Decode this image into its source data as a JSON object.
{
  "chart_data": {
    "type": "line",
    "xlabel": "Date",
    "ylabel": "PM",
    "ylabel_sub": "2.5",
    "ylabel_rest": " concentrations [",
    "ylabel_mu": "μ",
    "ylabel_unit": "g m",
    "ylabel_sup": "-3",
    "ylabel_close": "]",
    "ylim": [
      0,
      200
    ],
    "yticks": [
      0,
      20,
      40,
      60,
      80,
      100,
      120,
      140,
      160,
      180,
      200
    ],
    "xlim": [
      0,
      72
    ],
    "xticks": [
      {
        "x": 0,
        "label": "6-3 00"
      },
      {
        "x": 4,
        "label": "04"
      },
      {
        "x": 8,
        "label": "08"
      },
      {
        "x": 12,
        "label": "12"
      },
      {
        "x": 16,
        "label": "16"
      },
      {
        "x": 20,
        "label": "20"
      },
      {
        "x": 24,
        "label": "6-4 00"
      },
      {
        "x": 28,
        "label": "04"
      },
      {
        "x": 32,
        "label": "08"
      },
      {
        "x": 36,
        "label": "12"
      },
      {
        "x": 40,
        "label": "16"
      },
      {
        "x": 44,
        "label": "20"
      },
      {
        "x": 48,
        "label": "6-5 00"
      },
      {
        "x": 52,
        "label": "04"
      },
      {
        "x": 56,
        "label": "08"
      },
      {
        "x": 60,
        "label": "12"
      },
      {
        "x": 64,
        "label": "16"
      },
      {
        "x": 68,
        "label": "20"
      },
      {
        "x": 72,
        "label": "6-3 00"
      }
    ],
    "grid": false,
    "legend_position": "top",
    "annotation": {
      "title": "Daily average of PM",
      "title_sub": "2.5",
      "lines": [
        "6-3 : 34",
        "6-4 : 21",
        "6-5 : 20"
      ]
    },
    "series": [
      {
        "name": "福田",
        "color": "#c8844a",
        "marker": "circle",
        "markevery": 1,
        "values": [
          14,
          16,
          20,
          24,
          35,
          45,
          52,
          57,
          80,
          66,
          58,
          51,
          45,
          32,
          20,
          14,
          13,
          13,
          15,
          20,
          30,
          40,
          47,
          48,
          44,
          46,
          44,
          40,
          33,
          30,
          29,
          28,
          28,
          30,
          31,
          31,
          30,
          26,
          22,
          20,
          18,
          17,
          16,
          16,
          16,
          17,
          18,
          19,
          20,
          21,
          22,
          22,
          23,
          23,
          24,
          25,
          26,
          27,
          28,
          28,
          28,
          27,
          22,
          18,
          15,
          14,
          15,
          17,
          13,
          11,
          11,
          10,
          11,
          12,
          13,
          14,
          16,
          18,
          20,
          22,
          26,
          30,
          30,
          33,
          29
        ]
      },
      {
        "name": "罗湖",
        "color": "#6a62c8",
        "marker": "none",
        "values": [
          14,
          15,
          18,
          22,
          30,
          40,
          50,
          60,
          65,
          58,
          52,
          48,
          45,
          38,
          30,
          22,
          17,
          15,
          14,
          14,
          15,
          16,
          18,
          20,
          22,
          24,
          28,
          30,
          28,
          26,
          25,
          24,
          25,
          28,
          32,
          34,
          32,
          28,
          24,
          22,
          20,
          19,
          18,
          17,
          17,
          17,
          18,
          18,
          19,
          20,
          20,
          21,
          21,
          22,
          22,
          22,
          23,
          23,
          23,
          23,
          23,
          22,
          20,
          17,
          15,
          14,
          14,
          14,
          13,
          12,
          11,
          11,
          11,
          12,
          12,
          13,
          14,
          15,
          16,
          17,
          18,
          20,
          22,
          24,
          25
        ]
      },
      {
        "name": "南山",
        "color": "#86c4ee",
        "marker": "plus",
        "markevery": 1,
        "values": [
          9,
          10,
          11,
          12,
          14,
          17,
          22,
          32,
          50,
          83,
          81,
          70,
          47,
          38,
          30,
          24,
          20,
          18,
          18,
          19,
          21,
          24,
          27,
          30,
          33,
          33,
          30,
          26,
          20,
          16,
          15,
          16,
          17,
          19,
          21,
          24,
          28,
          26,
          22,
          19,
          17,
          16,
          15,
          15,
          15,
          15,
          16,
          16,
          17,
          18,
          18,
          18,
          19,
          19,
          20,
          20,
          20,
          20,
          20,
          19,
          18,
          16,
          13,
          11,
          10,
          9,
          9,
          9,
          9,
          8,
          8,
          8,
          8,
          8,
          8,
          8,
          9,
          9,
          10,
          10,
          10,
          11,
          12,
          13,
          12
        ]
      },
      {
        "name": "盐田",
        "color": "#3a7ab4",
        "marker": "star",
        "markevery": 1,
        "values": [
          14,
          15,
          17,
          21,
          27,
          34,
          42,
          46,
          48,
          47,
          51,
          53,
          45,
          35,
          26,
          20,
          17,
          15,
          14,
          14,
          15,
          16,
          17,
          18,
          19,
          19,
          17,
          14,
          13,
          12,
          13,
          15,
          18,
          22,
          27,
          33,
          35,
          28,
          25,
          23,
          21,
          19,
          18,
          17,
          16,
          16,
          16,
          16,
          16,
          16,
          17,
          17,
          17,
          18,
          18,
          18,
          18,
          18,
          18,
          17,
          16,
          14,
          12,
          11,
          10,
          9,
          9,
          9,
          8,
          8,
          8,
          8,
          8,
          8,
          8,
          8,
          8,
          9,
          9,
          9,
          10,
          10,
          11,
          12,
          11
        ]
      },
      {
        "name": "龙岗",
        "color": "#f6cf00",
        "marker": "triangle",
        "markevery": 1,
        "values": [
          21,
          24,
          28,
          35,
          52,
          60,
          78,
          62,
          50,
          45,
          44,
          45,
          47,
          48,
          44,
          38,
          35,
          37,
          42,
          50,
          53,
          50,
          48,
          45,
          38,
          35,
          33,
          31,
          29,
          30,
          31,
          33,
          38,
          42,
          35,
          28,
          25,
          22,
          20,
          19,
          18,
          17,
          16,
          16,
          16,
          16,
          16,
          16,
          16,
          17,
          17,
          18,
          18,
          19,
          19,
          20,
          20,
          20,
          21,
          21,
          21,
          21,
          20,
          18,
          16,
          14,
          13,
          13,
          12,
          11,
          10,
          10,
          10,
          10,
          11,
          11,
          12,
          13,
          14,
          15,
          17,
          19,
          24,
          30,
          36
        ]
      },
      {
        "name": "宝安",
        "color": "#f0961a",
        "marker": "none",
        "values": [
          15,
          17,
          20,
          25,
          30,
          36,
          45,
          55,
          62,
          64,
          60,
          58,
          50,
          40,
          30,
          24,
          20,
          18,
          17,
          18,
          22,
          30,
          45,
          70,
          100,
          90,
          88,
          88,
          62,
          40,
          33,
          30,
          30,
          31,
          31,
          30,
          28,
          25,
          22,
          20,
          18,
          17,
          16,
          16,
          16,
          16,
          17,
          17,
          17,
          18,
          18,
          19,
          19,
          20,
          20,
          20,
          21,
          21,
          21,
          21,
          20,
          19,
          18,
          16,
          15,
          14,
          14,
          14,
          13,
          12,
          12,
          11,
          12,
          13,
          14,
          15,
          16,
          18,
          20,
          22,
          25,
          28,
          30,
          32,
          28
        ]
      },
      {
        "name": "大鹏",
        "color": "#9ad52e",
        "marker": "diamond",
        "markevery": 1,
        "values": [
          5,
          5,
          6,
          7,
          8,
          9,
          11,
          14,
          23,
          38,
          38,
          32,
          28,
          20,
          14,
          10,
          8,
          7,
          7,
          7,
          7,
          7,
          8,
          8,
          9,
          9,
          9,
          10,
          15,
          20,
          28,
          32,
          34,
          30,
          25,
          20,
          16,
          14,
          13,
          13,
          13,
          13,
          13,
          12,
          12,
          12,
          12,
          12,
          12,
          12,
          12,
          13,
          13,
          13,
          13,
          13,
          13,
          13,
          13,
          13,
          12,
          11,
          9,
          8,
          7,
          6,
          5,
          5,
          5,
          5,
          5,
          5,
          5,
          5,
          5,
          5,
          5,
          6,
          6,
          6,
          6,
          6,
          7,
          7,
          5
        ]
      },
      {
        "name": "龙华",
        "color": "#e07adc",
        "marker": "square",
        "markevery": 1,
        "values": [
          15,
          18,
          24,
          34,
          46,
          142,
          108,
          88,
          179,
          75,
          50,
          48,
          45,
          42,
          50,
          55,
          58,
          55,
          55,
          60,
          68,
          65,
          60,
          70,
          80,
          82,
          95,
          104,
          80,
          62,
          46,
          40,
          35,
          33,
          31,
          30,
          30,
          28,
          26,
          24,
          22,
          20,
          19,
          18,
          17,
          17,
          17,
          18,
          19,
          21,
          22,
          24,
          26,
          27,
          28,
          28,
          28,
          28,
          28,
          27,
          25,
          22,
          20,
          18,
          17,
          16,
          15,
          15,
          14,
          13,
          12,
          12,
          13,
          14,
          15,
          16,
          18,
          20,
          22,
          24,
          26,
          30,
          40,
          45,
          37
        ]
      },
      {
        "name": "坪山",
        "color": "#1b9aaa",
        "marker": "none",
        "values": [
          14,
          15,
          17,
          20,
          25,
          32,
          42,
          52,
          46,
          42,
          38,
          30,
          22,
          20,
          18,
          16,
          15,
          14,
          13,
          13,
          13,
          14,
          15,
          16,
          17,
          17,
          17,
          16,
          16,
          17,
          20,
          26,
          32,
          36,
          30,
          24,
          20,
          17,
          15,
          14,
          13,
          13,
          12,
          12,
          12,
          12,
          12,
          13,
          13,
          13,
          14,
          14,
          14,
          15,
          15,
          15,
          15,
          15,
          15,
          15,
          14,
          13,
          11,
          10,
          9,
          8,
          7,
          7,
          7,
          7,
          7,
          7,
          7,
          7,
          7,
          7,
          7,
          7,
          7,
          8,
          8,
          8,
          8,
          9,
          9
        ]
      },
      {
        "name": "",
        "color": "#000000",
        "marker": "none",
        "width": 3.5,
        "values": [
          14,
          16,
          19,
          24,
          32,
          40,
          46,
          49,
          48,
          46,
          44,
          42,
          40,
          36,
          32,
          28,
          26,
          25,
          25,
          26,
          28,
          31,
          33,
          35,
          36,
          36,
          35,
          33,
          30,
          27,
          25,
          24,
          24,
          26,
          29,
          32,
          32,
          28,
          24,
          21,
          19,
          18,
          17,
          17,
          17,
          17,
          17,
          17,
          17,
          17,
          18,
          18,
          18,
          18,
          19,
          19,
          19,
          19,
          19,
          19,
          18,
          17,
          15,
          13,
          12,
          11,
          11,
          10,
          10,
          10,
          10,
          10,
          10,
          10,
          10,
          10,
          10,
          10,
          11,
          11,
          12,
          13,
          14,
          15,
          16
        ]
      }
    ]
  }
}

——————————

Stated problem - Copy the lines from the entries above in which the word "color" appears.

The response -
        "color": "#c8844a",
        "color": "#6a62c8",
        "color": "#86c4ee",
        "color": "#3a7ab4",
        "color": "#f6cf00",
        "color": "#f0961a",
        "color": "#9ad52e",
        "color": "#e07adc",
        "color": "#1b9aaa",
        "color": "#000000",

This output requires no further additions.